*Given records*

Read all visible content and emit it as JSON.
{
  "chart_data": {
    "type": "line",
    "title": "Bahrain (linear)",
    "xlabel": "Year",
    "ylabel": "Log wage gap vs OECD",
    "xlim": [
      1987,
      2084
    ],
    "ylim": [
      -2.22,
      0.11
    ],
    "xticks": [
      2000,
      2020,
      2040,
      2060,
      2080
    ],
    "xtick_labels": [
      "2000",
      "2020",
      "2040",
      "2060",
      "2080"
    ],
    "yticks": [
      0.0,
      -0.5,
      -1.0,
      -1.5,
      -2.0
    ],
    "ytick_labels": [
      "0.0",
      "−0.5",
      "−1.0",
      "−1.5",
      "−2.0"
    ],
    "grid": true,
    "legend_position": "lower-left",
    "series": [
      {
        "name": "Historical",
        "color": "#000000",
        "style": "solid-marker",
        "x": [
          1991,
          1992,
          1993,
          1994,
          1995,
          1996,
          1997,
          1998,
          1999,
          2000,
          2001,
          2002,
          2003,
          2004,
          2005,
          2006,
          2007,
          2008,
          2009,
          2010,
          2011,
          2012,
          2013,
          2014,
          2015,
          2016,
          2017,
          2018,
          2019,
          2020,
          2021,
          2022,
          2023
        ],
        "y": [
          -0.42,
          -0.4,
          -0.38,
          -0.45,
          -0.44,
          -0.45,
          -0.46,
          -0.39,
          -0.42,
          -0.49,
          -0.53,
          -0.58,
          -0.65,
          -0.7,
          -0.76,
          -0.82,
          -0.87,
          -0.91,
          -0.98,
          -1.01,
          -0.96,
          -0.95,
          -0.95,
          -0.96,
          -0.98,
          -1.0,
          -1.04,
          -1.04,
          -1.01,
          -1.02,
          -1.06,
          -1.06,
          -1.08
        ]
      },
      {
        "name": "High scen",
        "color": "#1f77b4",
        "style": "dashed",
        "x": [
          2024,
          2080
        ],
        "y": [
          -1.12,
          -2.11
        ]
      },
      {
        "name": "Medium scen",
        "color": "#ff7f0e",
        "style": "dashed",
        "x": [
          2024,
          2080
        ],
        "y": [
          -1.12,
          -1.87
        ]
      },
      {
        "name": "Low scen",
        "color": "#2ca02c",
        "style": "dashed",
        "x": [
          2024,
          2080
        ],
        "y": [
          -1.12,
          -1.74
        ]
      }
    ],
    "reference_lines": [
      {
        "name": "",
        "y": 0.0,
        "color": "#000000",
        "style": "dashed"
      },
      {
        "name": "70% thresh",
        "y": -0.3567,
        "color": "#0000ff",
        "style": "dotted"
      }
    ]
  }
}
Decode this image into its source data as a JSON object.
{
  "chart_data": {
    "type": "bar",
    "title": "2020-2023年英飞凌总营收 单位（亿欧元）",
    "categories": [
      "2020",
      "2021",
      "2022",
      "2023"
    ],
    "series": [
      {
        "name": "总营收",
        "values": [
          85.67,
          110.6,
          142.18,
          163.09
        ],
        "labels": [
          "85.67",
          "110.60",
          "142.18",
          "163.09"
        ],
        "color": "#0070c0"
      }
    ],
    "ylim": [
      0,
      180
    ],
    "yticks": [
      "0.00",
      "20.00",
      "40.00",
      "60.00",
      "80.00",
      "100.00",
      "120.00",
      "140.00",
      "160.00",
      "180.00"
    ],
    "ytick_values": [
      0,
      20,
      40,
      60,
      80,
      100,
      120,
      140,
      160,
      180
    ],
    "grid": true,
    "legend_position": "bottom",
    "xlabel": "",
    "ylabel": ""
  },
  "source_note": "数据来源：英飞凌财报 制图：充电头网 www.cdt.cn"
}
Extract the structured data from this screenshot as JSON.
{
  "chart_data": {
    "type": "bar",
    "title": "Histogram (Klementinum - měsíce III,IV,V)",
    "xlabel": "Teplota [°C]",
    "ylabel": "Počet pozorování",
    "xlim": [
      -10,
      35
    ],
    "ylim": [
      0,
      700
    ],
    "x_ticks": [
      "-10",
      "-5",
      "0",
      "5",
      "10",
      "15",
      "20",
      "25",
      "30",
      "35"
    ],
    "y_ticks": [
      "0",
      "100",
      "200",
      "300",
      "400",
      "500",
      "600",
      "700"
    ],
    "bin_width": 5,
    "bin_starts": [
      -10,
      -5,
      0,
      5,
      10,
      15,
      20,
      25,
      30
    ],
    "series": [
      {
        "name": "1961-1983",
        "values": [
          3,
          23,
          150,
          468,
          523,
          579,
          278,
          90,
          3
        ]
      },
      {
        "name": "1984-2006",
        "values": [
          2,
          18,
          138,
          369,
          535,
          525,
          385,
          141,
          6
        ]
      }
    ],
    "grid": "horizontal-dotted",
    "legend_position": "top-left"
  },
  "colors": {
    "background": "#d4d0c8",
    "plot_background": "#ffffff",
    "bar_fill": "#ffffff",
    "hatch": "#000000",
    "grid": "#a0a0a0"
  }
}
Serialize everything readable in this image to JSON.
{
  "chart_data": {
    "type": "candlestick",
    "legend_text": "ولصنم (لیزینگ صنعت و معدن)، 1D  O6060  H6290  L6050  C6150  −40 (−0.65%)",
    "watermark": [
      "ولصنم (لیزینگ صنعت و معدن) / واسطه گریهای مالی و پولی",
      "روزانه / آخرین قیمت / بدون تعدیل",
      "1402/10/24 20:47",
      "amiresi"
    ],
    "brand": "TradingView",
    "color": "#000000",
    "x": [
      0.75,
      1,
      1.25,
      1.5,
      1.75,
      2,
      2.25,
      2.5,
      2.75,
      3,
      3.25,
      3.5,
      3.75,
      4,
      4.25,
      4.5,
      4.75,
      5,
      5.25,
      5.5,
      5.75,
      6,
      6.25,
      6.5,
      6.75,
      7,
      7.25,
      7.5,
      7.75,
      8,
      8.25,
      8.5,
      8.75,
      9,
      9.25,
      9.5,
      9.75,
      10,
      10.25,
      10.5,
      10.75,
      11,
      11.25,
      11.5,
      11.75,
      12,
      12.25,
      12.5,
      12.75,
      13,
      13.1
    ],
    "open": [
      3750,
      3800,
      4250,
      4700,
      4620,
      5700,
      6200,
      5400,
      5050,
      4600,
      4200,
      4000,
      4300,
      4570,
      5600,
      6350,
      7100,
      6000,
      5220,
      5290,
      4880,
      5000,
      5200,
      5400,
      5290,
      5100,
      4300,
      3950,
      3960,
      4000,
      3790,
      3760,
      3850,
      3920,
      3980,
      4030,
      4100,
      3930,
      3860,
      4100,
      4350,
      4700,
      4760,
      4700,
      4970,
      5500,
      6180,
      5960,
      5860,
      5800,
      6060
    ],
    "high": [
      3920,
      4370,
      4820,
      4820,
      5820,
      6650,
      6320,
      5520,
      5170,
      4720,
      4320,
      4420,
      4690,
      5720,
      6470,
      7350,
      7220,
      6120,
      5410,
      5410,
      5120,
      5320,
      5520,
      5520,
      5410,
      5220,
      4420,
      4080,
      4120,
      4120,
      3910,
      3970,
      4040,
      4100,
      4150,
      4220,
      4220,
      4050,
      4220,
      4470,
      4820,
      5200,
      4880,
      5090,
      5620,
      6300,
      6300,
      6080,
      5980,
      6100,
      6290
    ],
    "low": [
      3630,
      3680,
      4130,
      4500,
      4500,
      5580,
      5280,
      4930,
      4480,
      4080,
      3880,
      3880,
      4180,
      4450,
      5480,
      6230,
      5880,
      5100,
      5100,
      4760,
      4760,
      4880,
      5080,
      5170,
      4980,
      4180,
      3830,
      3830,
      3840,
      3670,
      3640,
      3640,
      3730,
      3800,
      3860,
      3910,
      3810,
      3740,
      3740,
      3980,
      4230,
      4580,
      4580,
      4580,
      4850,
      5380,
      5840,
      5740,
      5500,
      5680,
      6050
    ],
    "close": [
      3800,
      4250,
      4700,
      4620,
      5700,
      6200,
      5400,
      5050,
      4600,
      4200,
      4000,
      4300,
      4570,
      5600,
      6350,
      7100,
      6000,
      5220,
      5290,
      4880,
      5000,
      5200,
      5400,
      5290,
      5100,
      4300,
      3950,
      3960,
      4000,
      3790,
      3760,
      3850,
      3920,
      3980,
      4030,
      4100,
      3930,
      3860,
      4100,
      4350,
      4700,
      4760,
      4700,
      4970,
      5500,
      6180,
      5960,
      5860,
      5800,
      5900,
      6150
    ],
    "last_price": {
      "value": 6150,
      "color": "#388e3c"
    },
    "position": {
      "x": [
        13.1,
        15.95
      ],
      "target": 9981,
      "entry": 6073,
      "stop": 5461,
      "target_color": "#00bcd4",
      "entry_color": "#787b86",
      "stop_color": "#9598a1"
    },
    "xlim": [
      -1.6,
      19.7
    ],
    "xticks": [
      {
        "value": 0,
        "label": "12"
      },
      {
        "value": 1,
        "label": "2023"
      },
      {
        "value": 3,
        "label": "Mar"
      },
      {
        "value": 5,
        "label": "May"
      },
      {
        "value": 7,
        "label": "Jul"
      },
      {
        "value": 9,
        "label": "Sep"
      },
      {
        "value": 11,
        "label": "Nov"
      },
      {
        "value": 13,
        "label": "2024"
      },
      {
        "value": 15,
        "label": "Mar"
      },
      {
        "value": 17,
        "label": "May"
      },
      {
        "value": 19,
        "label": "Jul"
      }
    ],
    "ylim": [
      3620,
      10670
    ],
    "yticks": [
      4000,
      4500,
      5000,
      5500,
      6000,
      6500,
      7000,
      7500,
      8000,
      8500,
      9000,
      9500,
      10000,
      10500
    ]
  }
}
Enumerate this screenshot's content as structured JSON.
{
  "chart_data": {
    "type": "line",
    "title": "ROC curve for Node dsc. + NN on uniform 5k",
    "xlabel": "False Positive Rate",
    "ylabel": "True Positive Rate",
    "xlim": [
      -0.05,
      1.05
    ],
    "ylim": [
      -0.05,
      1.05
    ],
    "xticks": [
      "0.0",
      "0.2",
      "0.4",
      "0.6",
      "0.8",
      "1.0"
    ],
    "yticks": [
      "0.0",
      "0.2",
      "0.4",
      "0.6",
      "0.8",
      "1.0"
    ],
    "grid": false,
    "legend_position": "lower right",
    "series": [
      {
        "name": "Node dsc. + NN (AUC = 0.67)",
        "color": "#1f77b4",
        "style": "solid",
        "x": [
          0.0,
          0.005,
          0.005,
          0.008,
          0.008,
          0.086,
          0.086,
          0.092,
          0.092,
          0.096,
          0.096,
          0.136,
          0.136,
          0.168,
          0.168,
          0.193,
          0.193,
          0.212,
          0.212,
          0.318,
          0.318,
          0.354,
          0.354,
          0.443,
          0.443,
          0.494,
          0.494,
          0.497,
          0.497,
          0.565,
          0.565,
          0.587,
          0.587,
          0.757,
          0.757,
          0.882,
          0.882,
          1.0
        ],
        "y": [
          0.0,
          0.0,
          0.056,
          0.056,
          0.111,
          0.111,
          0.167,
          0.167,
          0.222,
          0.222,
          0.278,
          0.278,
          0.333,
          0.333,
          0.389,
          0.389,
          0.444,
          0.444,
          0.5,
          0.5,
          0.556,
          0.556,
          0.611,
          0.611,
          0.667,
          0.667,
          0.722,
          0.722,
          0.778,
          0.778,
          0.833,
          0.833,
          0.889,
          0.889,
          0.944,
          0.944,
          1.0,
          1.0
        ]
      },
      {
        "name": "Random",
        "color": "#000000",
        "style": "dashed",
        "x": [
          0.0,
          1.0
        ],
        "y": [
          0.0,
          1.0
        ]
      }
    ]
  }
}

*To be done*
Pull out every line holding "ylabel" from the records above, and copy it.

*The response*
    "ylabel": "Log wage gap vs OECD",
    "ylabel": ""
    "ylabel": "Počet pozorování",
    "ylabel": "True Positive Rate",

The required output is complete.